__What is needed__: Extract, from the records beneath this instruction, each line that contains the word "type".

[Entries from a visual dataset]
★ ★ ★ ★ ★ ★ ★
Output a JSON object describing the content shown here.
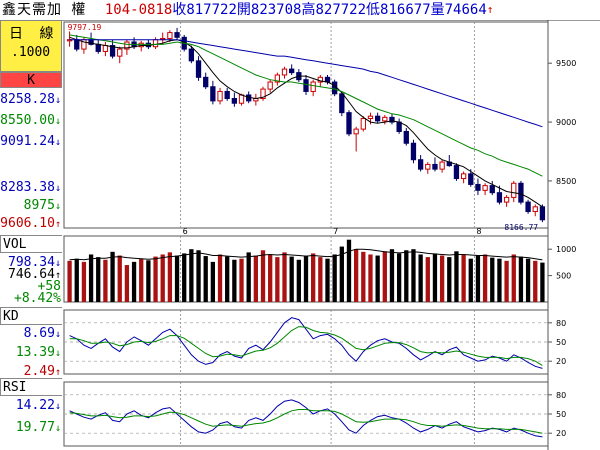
{
  "header": {
    "name": "鑫天需加 權",
    "date": "104-0818",
    "close_label": "收",
    "close": "817722",
    "open_label": "開",
    "open": "823708",
    "high_label": "高",
    "high": "827722",
    "low_label": "低",
    "low": "816677",
    "volume_label": "量",
    "volume": "74664",
    "arrow": "↑"
  },
  "left_panel": {
    "period_line1": "日 線",
    "period_line2": ".1000",
    "k_label": "K",
    "k_values": [
      {
        "text": "8258.28",
        "arrow": "↓",
        "color": "#0000bb"
      },
      {
        "text": "8550.00",
        "arrow": "↓",
        "color": "#008800"
      },
      {
        "text": "9091.24",
        "arrow": "↓",
        "color": "#0000bb"
      },
      {
        "text": "8283.38",
        "arrow": "↓",
        "color": "#0000bb"
      },
      {
        "text": "8975",
        "arrow": "↓",
        "color": "#008800"
      },
      {
        "text": "9606.10",
        "arrow": "↑",
        "color": "#bb0000"
      }
    ],
    "vol_label": "VOL",
    "vol_values": [
      {
        "text": "798.34",
        "arrow": "↓",
        "color": "#0000bb"
      },
      {
        "text": "746.64",
        "arrow": "↑",
        "color": "#000000"
      },
      {
        "text": "+58",
        "arrow": "",
        "color": "#008800"
      },
      {
        "text": "+8.42%",
        "arrow": "",
        "color": "#008800"
      }
    ],
    "kd_label": "KD",
    "kd_values": [
      {
        "text": "8.69",
        "arrow": "↓",
        "color": "#0000bb"
      },
      {
        "text": "13.39",
        "arrow": "↓",
        "color": "#008800"
      },
      {
        "text": "2.49",
        "arrow": "↑",
        "color": "#bb0000"
      }
    ],
    "rsi_label": "RSI",
    "rsi_values": [
      {
        "text": "14.22",
        "arrow": "↓",
        "color": "#0000bb"
      },
      {
        "text": "19.77",
        "arrow": "↓",
        "color": "#008800"
      }
    ]
  },
  "chart_data": [
    {
      "type": "candlestick",
      "panel": "price",
      "y_ticks": [
        8500,
        9000,
        9500
      ],
      "ylim": [
        8100,
        9850
      ],
      "month_markers": [
        {
          "label": "6",
          "index": 16
        },
        {
          "label": "7",
          "index": 37
        },
        {
          "label": "8",
          "index": 57
        }
      ],
      "annotations": [
        {
          "text": "9797.19",
          "index": 0,
          "value": 9797.19
        },
        {
          "text": "8166.77",
          "index": 66,
          "value": 8166.77
        }
      ],
      "ohlc": [
        [
          9690,
          9770,
          9640,
          9700
        ],
        [
          9700,
          9740,
          9600,
          9620
        ],
        [
          9620,
          9720,
          9580,
          9700
        ],
        [
          9700,
          9760,
          9650,
          9660
        ],
        [
          9660,
          9700,
          9580,
          9600
        ],
        [
          9600,
          9680,
          9560,
          9650
        ],
        [
          9650,
          9700,
          9540,
          9560
        ],
        [
          9560,
          9640,
          9500,
          9620
        ],
        [
          9620,
          9700,
          9570,
          9680
        ],
        [
          9680,
          9720,
          9620,
          9640
        ],
        [
          9640,
          9690,
          9600,
          9670
        ],
        [
          9670,
          9700,
          9620,
          9640
        ],
        [
          9640,
          9720,
          9620,
          9700
        ],
        [
          9700,
          9760,
          9660,
          9710
        ],
        [
          9710,
          9780,
          9680,
          9760
        ],
        [
          9760,
          9800,
          9700,
          9720
        ],
        [
          9720,
          9740,
          9600,
          9620
        ],
        [
          9620,
          9650,
          9500,
          9520
        ],
        [
          9520,
          9560,
          9350,
          9380
        ],
        [
          9380,
          9420,
          9280,
          9300
        ],
        [
          9300,
          9350,
          9150,
          9180
        ],
        [
          9180,
          9290,
          9150,
          9260
        ],
        [
          9260,
          9290,
          9180,
          9200
        ],
        [
          9200,
          9250,
          9130,
          9160
        ],
        [
          9160,
          9240,
          9140,
          9230
        ],
        [
          9230,
          9260,
          9160,
          9180
        ],
        [
          9180,
          9240,
          9140,
          9200
        ],
        [
          9200,
          9300,
          9180,
          9280
        ],
        [
          9280,
          9360,
          9250,
          9340
        ],
        [
          9340,
          9420,
          9310,
          9400
        ],
        [
          9400,
          9470,
          9370,
          9450
        ],
        [
          9450,
          9490,
          9400,
          9420
        ],
        [
          9420,
          9450,
          9340,
          9360
        ],
        [
          9360,
          9400,
          9230,
          9260
        ],
        [
          9260,
          9360,
          9220,
          9340
        ],
        [
          9340,
          9400,
          9300,
          9380
        ],
        [
          9380,
          9400,
          9320,
          9340
        ],
        [
          9340,
          9360,
          9220,
          9240
        ],
        [
          9240,
          9260,
          9050,
          9080
        ],
        [
          9080,
          9100,
          8880,
          8900
        ],
        [
          8900,
          8960,
          8750,
          8940
        ],
        [
          8940,
          9050,
          8920,
          9030
        ],
        [
          9030,
          9080,
          8980,
          9050
        ],
        [
          9050,
          9080,
          8990,
          9010
        ],
        [
          9010,
          9060,
          8980,
          9040
        ],
        [
          9040,
          9070,
          8980,
          9000
        ],
        [
          9000,
          9030,
          8900,
          8920
        ],
        [
          8920,
          8950,
          8800,
          8820
        ],
        [
          8820,
          8850,
          8650,
          8680
        ],
        [
          8680,
          8720,
          8580,
          8600
        ],
        [
          8600,
          8660,
          8560,
          8640
        ],
        [
          8640,
          8700,
          8580,
          8600
        ],
        [
          8600,
          8680,
          8570,
          8660
        ],
        [
          8660,
          8720,
          8620,
          8630
        ],
        [
          8630,
          8650,
          8500,
          8520
        ],
        [
          8520,
          8580,
          8480,
          8560
        ],
        [
          8560,
          8600,
          8450,
          8470
        ],
        [
          8470,
          8520,
          8380,
          8420
        ],
        [
          8420,
          8480,
          8380,
          8460
        ],
        [
          8460,
          8500,
          8380,
          8400
        ],
        [
          8400,
          8460,
          8300,
          8320
        ],
        [
          8320,
          8380,
          8280,
          8360
        ],
        [
          8360,
          8500,
          8320,
          8480
        ],
        [
          8480,
          8500,
          8300,
          8320
        ],
        [
          8320,
          8340,
          8220,
          8240
        ],
        [
          8240,
          8300,
          8200,
          8280
        ],
        [
          8280,
          8300,
          8150,
          8170
        ]
      ],
      "ma": [
        {
          "color": "#000000",
          "values": [
            9720,
            9700,
            9680,
            9670,
            9660,
            9650,
            9640,
            9630,
            9630,
            9640,
            9650,
            9650,
            9660,
            9670,
            9690,
            9700,
            9680,
            9640,
            9580,
            9500,
            9420,
            9350,
            9300,
            9260,
            9230,
            9210,
            9200,
            9210,
            9240,
            9290,
            9330,
            9370,
            9390,
            9390,
            9370,
            9350,
            9340,
            9310,
            9250,
            9170,
            9090,
            9040,
            9000,
            8990,
            9000,
            9010,
            9000,
            8970,
            8910,
            8840,
            8770,
            8720,
            8680,
            8660,
            8640,
            8620,
            8580,
            8540,
            8500,
            8470,
            8440,
            8410,
            8400,
            8390,
            8360,
            8320,
            8280
          ]
        },
        {
          "color": "#008800",
          "values": [
            9740,
            9730,
            9720,
            9710,
            9700,
            9690,
            9680,
            9670,
            9660,
            9660,
            9660,
            9660,
            9660,
            9660,
            9670,
            9680,
            9670,
            9660,
            9640,
            9610,
            9580,
            9550,
            9520,
            9490,
            9460,
            9430,
            9400,
            9380,
            9360,
            9350,
            9340,
            9340,
            9330,
            9320,
            9310,
            9300,
            9290,
            9280,
            9260,
            9230,
            9200,
            9170,
            9140,
            9110,
            9090,
            9070,
            9060,
            9040,
            9020,
            8990,
            8960,
            8930,
            8900,
            8870,
            8840,
            8810,
            8780,
            8760,
            8730,
            8710,
            8680,
            8660,
            8640,
            8620,
            8600,
            8570,
            8540
          ]
        },
        {
          "color": "#0000aa",
          "values": [
            9700,
            9700,
            9700,
            9700,
            9700,
            9700,
            9700,
            9700,
            9700,
            9700,
            9700,
            9700,
            9700,
            9700,
            9700,
            9700,
            9690,
            9680,
            9670,
            9660,
            9650,
            9640,
            9630,
            9620,
            9610,
            9600,
            9590,
            9580,
            9570,
            9560,
            9560,
            9550,
            9540,
            9530,
            9520,
            9510,
            9500,
            9490,
            9480,
            9470,
            9460,
            9450,
            9430,
            9420,
            9400,
            9380,
            9360,
            9340,
            9320,
            9300,
            9280,
            9260,
            9240,
            9220,
            9200,
            9180,
            9160,
            9140,
            9120,
            9100,
            9080,
            9060,
            9040,
            9020,
            9000,
            8980,
            8960
          ]
        }
      ]
    },
    {
      "type": "bar",
      "panel": "volume",
      "y_ticks": [
        500,
        1000
      ],
      "ylim": [
        0,
        1250
      ],
      "values": [
        780,
        820,
        760,
        900,
        850,
        800,
        950,
        880,
        700,
        760,
        820,
        790,
        860,
        900,
        940,
        880,
        920,
        1000,
        980,
        870,
        760,
        900,
        860,
        800,
        820,
        940,
        880,
        980,
        900,
        850,
        940,
        860,
        800,
        880,
        920,
        850,
        820,
        900,
        1050,
        1180,
        1000,
        950,
        900,
        880,
        960,
        1000,
        920,
        980,
        1000,
        900,
        850,
        920,
        880,
        850,
        960,
        900,
        820,
        880,
        900,
        840,
        820,
        780,
        900,
        860,
        820,
        780,
        746
      ],
      "ma": [
        {
          "color": "#000000",
          "values": [
            800,
            810,
            800,
            820,
            830,
            830,
            850,
            860,
            840,
            830,
            820,
            810,
            820,
            840,
            860,
            870,
            890,
            910,
            930,
            910,
            880,
            880,
            870,
            860,
            850,
            860,
            870,
            890,
            900,
            890,
            900,
            890,
            880,
            870,
            880,
            870,
            860,
            870,
            900,
            960,
            1000,
            1000,
            990,
            970,
            950,
            940,
            930,
            940,
            950,
            940,
            920,
            910,
            900,
            890,
            900,
            900,
            890,
            880,
            880,
            870,
            860,
            850,
            860,
            850,
            840,
            820,
            798
          ]
        }
      ]
    },
    {
      "type": "line",
      "panel": "kd",
      "y_ticks": [
        20,
        50,
        80
      ],
      "ylim": [
        0,
        100
      ],
      "series": [
        {
          "color": "#0000aa",
          "values": [
            60,
            55,
            45,
            40,
            48,
            55,
            42,
            35,
            50,
            58,
            52,
            45,
            55,
            65,
            70,
            60,
            45,
            30,
            20,
            15,
            18,
            30,
            35,
            28,
            25,
            40,
            45,
            38,
            50,
            65,
            80,
            88,
            85,
            70,
            55,
            60,
            62,
            55,
            45,
            30,
            20,
            35,
            45,
            52,
            55,
            50,
            48,
            40,
            30,
            22,
            28,
            35,
            30,
            38,
            42,
            30,
            25,
            20,
            22,
            28,
            25,
            20,
            30,
            25,
            18,
            12,
            8.69
          ]
        },
        {
          "color": "#008800",
          "values": [
            55,
            55,
            52,
            48,
            48,
            50,
            48,
            44,
            46,
            50,
            51,
            49,
            51,
            55,
            60,
            60,
            56,
            48,
            40,
            32,
            27,
            28,
            31,
            30,
            28,
            32,
            36,
            37,
            41,
            48,
            58,
            68,
            74,
            73,
            68,
            65,
            64,
            61,
            56,
            48,
            40,
            38,
            40,
            44,
            48,
            49,
            49,
            46,
            41,
            35,
            33,
            34,
            33,
            34,
            36,
            34,
            31,
            28,
            26,
            26,
            26,
            24,
            26,
            26,
            24,
            20,
            13.39
          ]
        }
      ]
    },
    {
      "type": "line",
      "panel": "rsi",
      "y_ticks": [
        20,
        50,
        80
      ],
      "ylim": [
        0,
        100
      ],
      "series": [
        {
          "color": "#0000aa",
          "values": [
            55,
            50,
            45,
            42,
            48,
            52,
            40,
            38,
            50,
            55,
            48,
            44,
            52,
            58,
            60,
            50,
            40,
            30,
            22,
            20,
            25,
            35,
            38,
            30,
            28,
            40,
            44,
            40,
            50,
            62,
            70,
            72,
            68,
            60,
            50,
            55,
            58,
            50,
            38,
            25,
            20,
            32,
            40,
            46,
            48,
            44,
            42,
            36,
            28,
            22,
            26,
            32,
            28,
            34,
            38,
            30,
            26,
            22,
            24,
            28,
            26,
            22,
            28,
            25,
            20,
            16,
            14.22
          ]
        },
        {
          "color": "#008800",
          "values": [
            52,
            51,
            49,
            47,
            47,
            48,
            46,
            44,
            45,
            47,
            47,
            46,
            47,
            50,
            53,
            52,
            49,
            44,
            39,
            34,
            31,
            32,
            33,
            32,
            31,
            33,
            35,
            36,
            39,
            44,
            50,
            55,
            57,
            57,
            55,
            55,
            55,
            54,
            50,
            44,
            38,
            37,
            38,
            40,
            42,
            42,
            42,
            41,
            38,
            34,
            32,
            32,
            31,
            32,
            33,
            32,
            30,
            28,
            27,
            27,
            27,
            26,
            26,
            26,
            24,
            22,
            19.77
          ]
        }
      ]
    }
  ]
}
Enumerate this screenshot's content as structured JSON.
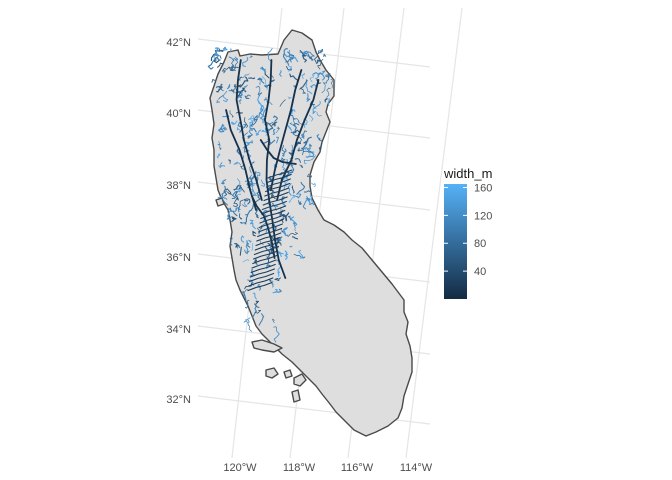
★ ★ ★ ★ ★ ★ ★
__Finished task__:
      "type": "candlestick",
      "type": "bar",
      "type": "line",
      "type": "line",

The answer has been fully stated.